• _REQUIRED TASK_
Rewrite every line of the records below as a numbered list, skipping any blank lines and leaving out the pictures.

(Data items)
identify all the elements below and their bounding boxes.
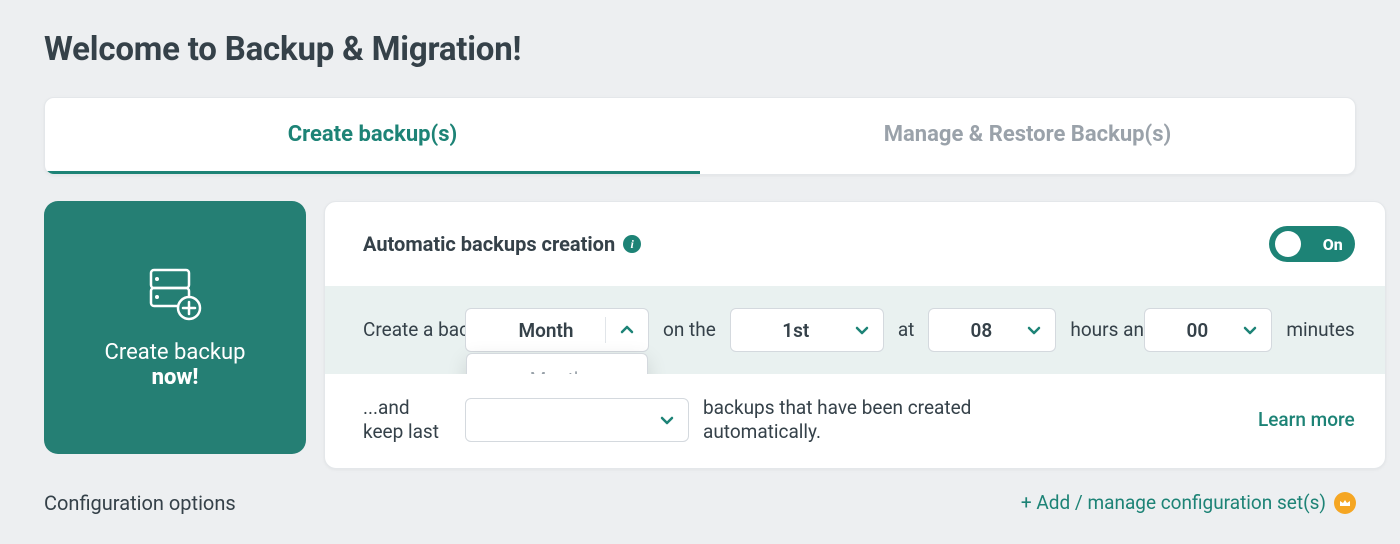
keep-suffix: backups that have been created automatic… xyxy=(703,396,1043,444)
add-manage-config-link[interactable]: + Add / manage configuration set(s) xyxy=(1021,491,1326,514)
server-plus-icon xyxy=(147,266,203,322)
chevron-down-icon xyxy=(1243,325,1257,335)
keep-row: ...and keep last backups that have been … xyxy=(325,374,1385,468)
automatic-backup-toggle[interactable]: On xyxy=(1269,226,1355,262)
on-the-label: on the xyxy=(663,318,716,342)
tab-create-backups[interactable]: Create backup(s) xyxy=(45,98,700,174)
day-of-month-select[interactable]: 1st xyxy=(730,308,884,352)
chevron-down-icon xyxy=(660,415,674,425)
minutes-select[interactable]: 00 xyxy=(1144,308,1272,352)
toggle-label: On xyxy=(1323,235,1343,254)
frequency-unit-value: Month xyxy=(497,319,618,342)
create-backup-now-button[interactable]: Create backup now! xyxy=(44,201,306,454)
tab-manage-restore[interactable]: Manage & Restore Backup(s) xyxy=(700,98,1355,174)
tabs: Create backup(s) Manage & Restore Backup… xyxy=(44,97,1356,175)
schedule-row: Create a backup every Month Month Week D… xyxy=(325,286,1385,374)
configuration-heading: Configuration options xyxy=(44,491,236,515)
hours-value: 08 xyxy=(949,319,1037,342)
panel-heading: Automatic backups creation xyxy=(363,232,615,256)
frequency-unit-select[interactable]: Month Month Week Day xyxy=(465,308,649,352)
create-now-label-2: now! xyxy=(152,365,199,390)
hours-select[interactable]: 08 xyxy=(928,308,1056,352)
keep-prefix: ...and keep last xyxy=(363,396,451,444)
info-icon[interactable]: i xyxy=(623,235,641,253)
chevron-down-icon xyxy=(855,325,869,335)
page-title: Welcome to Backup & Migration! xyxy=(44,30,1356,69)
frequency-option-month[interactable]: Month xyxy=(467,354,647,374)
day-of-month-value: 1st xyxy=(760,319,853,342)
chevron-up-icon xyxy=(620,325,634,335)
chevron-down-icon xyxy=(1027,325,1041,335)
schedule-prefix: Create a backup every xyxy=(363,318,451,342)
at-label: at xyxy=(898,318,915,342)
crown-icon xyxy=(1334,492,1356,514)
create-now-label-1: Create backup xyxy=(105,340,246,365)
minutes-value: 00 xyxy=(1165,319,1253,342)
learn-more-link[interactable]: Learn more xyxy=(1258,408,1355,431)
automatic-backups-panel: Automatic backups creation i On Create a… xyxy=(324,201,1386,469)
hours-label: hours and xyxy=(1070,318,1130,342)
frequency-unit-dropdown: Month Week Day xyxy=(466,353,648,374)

• _SOLVED EXERCISE_
1. identify all the elements below and their bounding boxes.
2. keep-suffix: backups that have been created automatic… xyxy=(703,396,1043,444)
3. add-manage-config-link[interactable]: + Add / manage configuration set(s) xyxy=(1021,491,1326,514)
4. server-plus-icon xyxy=(147,266,203,322)
5. chevron-down-icon xyxy=(1243,325,1257,335)
6. keep-row: ...and keep last backups that have been … xyxy=(325,374,1385,468)
7. automatic-backup-toggle[interactable]: On xyxy=(1269,226,1355,262)
8. on-the-label: on the xyxy=(663,318,716,342)
9. tab-create-backups[interactable]: Create backup(s) xyxy=(45,98,700,174)
10. day-of-month-select[interactable]: 1st xyxy=(730,308,884,352)
11. chevron-down-icon xyxy=(660,415,674,425)
12. minutes-select[interactable]: 00 xyxy=(1144,308,1272,352)
13. toggle-label: On xyxy=(1323,235,1343,254)
14. frequency-unit-value: Month xyxy=(497,319,618,342)
15. create-backup-now-button[interactable]: Create backup now! xyxy=(44,201,306,454)
16. tab-manage-restore[interactable]: Manage & Restore Backup(s) xyxy=(700,98,1355,174)
17. tabs: Create backup(s) Manage & Restore Backup… xyxy=(44,97,1356,175)
18. schedule-row: Create a backup every Month Month Week D… xyxy=(325,286,1385,374)
19. configuration-heading: Configuration options xyxy=(44,491,236,515)
20. hours-value: 08 xyxy=(949,319,1037,342)
21. panel-heading: Automatic backups creation xyxy=(363,232,615,256)
22. frequency-unit-select[interactable]: Month Month Week Day xyxy=(465,308,649,352)
23. create-now-label-2: now! xyxy=(152,365,199,390)
24. hours-select[interactable]: 08 xyxy=(928,308,1056,352)
25. keep-prefix: ...and keep last xyxy=(363,396,451,444)
26. info-icon[interactable]: i xyxy=(623,235,641,253)
27. chevron-down-icon xyxy=(855,325,869,335)
28. page-title: Welcome to Backup & Migration! xyxy=(44,30,1356,69)
29. frequency-option-month[interactable]: Month xyxy=(467,354,647,374)
30. day-of-month-value: 1st xyxy=(760,319,853,342)
31. chevron-up-icon xyxy=(620,325,634,335)
32. chevron-down-icon xyxy=(1027,325,1041,335)
33. schedule-prefix: Create a backup every xyxy=(363,318,451,342)
34. at-label: at xyxy=(898,318,915,342)
35. crown-icon xyxy=(1334,492,1356,514)
36. create-now-label-1: Create backup xyxy=(105,340,246,365)
37. minutes-value: 00 xyxy=(1165,319,1253,342)
38. learn-more-link[interactable]: Learn more xyxy=(1258,408,1355,431)
39. automatic-backups-panel: Automatic backups creation i On Create a… xyxy=(324,201,1386,469)
40. hours-label: hours and xyxy=(1070,318,1130,342)
41. frequency-unit-dropdown: Month Week Day xyxy=(466,353,648,374)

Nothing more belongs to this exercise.